* **Stated exercise**
Count how many lines of the material hold "Reale". Respond with that number alone.

* **Stored entries**
===
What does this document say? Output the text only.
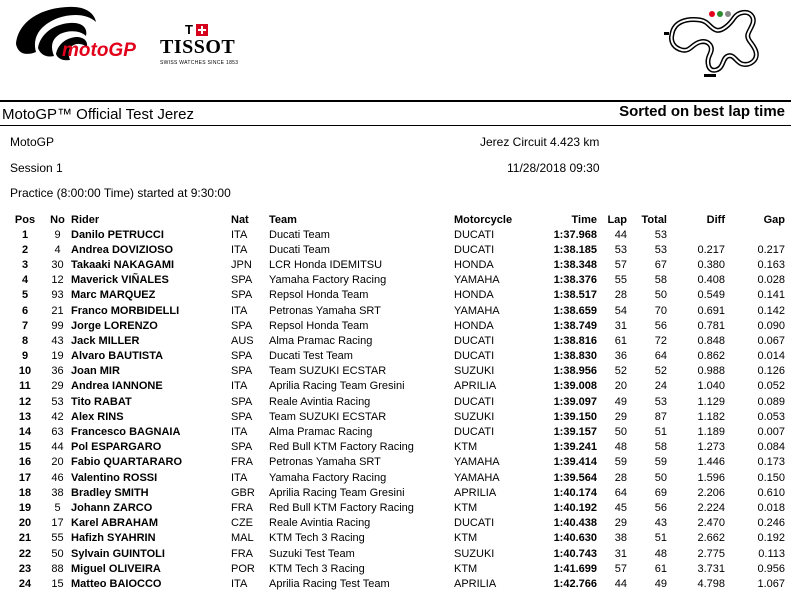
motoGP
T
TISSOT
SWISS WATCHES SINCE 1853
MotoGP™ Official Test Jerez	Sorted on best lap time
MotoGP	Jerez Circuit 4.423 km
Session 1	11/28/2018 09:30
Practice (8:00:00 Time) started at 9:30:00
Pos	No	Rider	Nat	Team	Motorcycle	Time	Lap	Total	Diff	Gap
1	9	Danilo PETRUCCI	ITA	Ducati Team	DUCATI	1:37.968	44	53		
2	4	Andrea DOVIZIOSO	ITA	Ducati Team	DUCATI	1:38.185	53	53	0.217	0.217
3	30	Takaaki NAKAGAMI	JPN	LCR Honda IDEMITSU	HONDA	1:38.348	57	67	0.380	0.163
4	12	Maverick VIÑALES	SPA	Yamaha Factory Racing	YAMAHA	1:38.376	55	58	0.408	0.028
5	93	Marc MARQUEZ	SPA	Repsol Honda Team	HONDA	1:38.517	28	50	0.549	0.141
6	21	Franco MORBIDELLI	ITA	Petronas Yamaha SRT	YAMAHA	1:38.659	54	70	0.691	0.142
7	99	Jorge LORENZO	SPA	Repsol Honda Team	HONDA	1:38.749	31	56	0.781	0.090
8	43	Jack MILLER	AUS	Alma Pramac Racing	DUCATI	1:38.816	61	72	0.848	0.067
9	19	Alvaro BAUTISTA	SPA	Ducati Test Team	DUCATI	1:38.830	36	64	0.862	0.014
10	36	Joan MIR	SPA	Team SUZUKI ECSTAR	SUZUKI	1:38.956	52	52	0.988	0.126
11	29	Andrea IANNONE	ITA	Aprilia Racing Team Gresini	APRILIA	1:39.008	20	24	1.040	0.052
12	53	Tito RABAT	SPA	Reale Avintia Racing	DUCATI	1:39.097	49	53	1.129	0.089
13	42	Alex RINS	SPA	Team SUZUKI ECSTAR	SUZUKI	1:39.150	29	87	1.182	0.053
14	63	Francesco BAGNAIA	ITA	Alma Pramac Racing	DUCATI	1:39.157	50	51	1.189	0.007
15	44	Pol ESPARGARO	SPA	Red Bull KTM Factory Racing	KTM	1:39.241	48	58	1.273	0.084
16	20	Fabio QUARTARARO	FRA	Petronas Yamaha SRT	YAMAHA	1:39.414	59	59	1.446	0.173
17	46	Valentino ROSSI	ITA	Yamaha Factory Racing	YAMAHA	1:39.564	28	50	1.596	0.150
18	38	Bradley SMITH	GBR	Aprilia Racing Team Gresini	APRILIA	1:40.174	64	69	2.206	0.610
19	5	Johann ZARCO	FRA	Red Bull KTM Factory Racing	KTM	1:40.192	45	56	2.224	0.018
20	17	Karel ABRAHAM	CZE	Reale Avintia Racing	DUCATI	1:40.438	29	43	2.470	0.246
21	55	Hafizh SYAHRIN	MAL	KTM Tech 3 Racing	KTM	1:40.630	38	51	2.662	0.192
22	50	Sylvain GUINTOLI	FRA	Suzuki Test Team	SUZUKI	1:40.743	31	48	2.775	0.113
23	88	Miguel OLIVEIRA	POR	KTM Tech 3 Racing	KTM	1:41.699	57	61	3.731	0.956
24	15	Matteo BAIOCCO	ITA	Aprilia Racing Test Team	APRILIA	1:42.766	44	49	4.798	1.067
===
* **Answer for this exercise**
2